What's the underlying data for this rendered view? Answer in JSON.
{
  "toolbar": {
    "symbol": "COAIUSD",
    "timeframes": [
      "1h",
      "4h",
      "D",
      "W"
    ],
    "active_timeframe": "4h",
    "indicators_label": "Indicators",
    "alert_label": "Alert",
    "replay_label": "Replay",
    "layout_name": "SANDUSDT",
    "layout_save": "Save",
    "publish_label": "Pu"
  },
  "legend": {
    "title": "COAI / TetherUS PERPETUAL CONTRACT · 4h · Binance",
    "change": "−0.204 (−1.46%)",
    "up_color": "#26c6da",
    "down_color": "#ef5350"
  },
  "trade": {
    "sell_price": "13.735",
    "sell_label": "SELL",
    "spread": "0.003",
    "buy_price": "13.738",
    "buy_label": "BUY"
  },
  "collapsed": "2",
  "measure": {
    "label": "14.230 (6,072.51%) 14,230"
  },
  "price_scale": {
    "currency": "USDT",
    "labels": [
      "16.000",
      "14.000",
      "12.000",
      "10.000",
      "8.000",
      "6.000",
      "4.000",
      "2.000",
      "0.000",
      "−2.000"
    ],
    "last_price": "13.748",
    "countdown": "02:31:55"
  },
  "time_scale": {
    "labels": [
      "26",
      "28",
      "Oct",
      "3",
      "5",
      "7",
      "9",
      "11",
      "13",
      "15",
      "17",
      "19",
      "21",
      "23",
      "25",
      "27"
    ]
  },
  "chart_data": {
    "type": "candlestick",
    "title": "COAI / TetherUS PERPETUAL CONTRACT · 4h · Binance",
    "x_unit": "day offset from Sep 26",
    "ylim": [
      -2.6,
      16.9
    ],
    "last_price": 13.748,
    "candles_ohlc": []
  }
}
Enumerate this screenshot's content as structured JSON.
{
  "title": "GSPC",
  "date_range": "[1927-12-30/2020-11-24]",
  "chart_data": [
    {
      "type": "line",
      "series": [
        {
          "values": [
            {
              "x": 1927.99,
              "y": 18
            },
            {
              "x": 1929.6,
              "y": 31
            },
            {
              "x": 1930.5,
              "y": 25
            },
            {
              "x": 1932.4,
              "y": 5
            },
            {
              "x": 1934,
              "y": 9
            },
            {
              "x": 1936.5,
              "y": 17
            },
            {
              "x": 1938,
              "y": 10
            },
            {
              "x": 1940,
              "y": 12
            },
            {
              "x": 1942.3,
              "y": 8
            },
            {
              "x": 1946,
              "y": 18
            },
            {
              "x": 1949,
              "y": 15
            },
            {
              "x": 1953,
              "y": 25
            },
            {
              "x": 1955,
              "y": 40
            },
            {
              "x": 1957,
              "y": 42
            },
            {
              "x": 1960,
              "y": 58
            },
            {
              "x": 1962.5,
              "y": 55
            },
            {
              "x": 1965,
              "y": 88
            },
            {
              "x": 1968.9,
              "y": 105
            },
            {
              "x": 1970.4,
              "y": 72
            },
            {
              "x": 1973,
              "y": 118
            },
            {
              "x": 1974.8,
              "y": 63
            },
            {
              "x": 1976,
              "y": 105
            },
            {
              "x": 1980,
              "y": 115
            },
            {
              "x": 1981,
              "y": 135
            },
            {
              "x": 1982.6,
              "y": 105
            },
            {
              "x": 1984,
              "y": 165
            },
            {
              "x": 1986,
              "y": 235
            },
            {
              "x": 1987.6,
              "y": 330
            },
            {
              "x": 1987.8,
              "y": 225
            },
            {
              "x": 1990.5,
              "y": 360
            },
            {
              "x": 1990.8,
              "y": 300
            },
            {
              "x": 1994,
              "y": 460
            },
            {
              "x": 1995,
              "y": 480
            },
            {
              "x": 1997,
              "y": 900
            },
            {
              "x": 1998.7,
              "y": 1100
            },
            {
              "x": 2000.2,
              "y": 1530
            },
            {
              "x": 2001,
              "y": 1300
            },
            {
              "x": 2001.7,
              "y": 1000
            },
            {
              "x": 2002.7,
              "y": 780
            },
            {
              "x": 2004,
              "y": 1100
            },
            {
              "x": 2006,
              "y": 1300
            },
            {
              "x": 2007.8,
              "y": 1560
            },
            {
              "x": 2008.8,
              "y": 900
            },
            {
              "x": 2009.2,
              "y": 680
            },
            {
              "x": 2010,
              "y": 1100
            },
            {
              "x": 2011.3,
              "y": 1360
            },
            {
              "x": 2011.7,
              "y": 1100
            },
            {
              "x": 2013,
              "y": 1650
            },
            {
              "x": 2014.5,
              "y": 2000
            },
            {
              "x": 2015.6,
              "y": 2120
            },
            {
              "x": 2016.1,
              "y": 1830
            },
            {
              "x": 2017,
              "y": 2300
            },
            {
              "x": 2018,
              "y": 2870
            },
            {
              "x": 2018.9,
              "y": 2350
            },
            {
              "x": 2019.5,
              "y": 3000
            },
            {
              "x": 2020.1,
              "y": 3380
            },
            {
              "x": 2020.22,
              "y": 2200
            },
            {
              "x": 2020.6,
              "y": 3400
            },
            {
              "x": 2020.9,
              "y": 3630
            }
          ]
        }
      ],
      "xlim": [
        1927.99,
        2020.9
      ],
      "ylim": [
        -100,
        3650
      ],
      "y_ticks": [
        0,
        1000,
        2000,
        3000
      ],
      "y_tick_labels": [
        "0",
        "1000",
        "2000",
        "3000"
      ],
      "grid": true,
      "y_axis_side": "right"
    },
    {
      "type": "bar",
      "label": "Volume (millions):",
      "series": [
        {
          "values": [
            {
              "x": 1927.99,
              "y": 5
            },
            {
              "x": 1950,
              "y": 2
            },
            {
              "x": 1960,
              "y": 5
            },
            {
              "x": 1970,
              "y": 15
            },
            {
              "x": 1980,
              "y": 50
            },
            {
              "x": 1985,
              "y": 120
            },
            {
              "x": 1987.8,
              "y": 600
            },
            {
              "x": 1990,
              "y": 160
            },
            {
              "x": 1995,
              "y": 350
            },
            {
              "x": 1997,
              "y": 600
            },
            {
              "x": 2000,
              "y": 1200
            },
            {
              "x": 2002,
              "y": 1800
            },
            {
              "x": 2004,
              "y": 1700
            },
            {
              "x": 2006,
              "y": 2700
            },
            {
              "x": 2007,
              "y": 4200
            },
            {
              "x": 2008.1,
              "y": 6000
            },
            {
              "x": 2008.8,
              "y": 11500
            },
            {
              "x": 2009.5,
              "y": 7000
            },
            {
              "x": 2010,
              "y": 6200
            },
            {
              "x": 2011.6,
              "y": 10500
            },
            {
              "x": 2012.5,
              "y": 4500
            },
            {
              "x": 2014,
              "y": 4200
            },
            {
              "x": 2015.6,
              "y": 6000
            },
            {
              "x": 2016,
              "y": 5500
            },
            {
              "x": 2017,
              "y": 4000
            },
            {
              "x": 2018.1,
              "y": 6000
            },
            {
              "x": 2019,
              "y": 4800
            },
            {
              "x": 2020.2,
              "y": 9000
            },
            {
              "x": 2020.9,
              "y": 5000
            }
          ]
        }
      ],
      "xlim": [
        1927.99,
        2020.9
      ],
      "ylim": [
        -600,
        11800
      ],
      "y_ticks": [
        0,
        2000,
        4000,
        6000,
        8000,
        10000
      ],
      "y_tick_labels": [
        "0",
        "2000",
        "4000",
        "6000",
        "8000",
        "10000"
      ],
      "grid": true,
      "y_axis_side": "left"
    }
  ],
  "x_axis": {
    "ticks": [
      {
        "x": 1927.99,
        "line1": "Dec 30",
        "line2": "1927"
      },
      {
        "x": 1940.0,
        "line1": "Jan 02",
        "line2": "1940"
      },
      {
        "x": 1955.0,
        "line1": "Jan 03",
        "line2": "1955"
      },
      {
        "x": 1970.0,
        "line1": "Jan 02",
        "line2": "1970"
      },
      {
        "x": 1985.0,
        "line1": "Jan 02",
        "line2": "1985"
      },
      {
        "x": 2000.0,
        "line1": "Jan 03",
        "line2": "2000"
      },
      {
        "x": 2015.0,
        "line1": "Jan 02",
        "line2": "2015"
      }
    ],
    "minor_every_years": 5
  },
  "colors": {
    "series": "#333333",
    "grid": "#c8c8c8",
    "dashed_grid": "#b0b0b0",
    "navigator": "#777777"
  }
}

WORK REQUIRED:
Identify each line in the entries with the word "type" and copy it.

RESULT BELOW:
    "type": "candlestick",
      "type": "line",
      "type": "bar",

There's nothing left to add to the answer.